### WHAT NEEDS TO BE DONE
Can you print every record below exactly as written?

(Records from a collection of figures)

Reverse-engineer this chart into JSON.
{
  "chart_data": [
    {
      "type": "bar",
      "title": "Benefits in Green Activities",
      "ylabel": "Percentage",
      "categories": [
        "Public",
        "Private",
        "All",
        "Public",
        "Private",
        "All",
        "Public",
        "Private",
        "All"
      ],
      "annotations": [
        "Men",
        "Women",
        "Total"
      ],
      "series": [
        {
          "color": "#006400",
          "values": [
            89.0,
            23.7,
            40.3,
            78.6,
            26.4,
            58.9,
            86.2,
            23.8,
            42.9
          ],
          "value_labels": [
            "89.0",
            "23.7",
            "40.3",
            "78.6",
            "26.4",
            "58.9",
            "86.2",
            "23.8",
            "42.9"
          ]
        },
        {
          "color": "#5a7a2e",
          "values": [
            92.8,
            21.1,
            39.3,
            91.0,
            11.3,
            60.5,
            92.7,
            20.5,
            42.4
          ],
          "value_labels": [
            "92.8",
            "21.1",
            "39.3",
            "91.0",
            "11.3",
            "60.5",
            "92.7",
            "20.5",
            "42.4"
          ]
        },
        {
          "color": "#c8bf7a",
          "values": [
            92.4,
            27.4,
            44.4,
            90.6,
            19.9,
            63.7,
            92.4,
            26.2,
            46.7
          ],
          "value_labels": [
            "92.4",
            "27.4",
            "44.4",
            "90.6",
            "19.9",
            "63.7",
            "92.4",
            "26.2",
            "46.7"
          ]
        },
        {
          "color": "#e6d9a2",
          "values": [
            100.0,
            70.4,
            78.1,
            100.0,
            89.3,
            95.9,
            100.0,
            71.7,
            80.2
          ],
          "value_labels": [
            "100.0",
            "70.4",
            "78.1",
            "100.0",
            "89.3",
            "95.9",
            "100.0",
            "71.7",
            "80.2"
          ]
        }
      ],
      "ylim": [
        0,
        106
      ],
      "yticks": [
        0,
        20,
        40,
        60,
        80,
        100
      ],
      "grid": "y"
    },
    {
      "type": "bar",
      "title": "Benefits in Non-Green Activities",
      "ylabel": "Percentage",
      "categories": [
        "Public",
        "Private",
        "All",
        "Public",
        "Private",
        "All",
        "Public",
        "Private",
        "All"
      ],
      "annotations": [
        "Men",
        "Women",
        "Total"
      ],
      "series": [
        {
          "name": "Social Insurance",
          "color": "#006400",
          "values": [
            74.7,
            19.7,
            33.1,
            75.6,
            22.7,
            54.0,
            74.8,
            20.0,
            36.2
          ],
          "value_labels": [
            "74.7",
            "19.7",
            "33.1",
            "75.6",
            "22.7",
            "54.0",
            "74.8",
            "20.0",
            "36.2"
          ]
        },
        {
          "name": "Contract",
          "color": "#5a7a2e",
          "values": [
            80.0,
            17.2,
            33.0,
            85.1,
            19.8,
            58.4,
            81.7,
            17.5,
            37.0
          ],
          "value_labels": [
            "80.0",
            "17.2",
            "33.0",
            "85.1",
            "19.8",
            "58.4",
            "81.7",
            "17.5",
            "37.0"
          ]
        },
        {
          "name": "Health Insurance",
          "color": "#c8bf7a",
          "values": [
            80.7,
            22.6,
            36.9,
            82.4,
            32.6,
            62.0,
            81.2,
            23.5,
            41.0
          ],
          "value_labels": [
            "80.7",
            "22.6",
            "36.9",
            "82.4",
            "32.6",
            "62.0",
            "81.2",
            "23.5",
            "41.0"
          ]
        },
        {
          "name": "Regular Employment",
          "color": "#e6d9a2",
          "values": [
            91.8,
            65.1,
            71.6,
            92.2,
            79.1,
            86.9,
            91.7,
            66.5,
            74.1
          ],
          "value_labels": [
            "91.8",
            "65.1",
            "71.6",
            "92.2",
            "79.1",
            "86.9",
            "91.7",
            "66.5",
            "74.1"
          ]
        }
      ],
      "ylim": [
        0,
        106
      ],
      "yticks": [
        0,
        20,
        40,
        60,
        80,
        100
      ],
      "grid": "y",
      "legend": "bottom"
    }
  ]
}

### TASK RESPONSE
Reverse-engineer this chart into JSON.
{
  "chart_data": [
    {
      "type": "bar",
      "title": "Benefits in Green Activities",
      "ylabel": "Percentage",
      "categories": [
        "Public",
        "Private",
        "All",
        "Public",
        "Private",
        "All",
        "Public",
        "Private",
        "All"
      ],
      "annotations": [
        "Men",
        "Women",
        "Total"
      ],
      "series": [
        {
          "color": "#006400",
          "values": [
            89.0,
            23.7,
            40.3,
            78.6,
            26.4,
            58.9,
            86.2,
            23.8,
            42.9
          ],
          "value_labels": [
            "89.0",
            "23.7",
            "40.3",
            "78.6",
            "26.4",
            "58.9",
            "86.2",
            "23.8",
            "42.9"
          ]
        },
        {
          "color": "#5a7a2e",
          "values": [
            92.8,
            21.1,
            39.3,
            91.0,
            11.3,
            60.5,
            92.7,
            20.5,
            42.4
          ],
          "value_labels": [
            "92.8",
            "21.1",
            "39.3",
            "91.0",
            "11.3",
            "60.5",
            "92.7",
            "20.5",
            "42.4"
          ]
        },
        {
          "color": "#c8bf7a",
          "values": [
            92.4,
            27.4,
            44.4,
            90.6,
            19.9,
            63.7,
            92.4,
            26.2,
            46.7
          ],
          "value_labels": [
            "92.4",
            "27.4",
            "44.4",
            "90.6",
            "19.9",
            "63.7",
            "92.4",
            "26.2",
            "46.7"
          ]
        },
        {
          "color": "#e6d9a2",
          "values": [
            100.0,
            70.4,
            78.1,
            100.0,
            89.3,
            95.9,
            100.0,
            71.7,
            80.2
          ],
          "value_labels": [
            "100.0",
            "70.4",
            "78.1",
            "100.0",
            "89.3",
            "95.9",
            "100.0",
            "71.7",
            "80.2"
          ]
        }
      ],
      "ylim": [
        0,
        106
      ],
      "yticks": [
        0,
        20,
        40,
        60,
        80,
        100
      ],
      "grid": "y"
    },
    {
      "type": "bar",
      "title": "Benefits in Non-Green Activities",
      "ylabel": "Percentage",
      "categories": [
        "Public",
        "Private",
        "All",
        "Public",
        "Private",
        "All",
        "Public",
        "Private",
        "All"
      ],
      "annotations": [
        "Men",
        "Women",
        "Total"
      ],
      "series": [
        {
          "name": "Social Insurance",
          "color": "#006400",
          "values": [
            74.7,
            19.7,
            33.1,
            75.6,
            22.7,
            54.0,
            74.8,
            20.0,
            36.2
          ],
          "value_labels": [
            "74.7",
            "19.7",
            "33.1",
            "75.6",
            "22.7",
            "54.0",
            "74.8",
            "20.0",
            "36.2"
          ]
        },
        {
          "name": "Contract",
          "color": "#5a7a2e",
          "values": [
            80.0,
            17.2,
            33.0,
            85.1,
            19.8,
            58.4,
            81.7,
            17.5,
            37.0
          ],
          "value_labels": [
            "80.0",
            "17.2",
            "33.0",
            "85.1",
            "19.8",
            "58.4",
            "81.7",
            "17.5",
            "37.0"
          ]
        },
        {
          "name": "Health Insurance",
          "color": "#c8bf7a",
          "values": [
            80.7,
            22.6,
            36.9,
            82.4,
            32.6,
            62.0,
            81.2,
            23.5,
            41.0
          ],
          "value_labels": [
            "80.7",
            "22.6",
            "36.9",
            "82.4",
            "32.6",
            "62.0",
            "81.2",
            "23.5",
            "41.0"
          ]
        },
        {
          "name": "Regular Employment",
          "color": "#e6d9a2",
          "values": [
            91.8,
            65.1,
            71.6,
            92.2,
            79.1,
            86.9,
            91.7,
            66.5,
            74.1
          ],
          "value_labels": [
            "91.8",
            "65.1",
            "71.6",
            "92.2",
            "79.1",
            "86.9",
            "91.7",
            "66.5",
            "74.1"
          ]
        }
      ],
      "ylim": [
        0,
        106
      ],
      "yticks": [
        0,
        20,
        40,
        60,
        80,
        100
      ],
      "grid": "y",
      "legend": "bottom"
    }
  ]
}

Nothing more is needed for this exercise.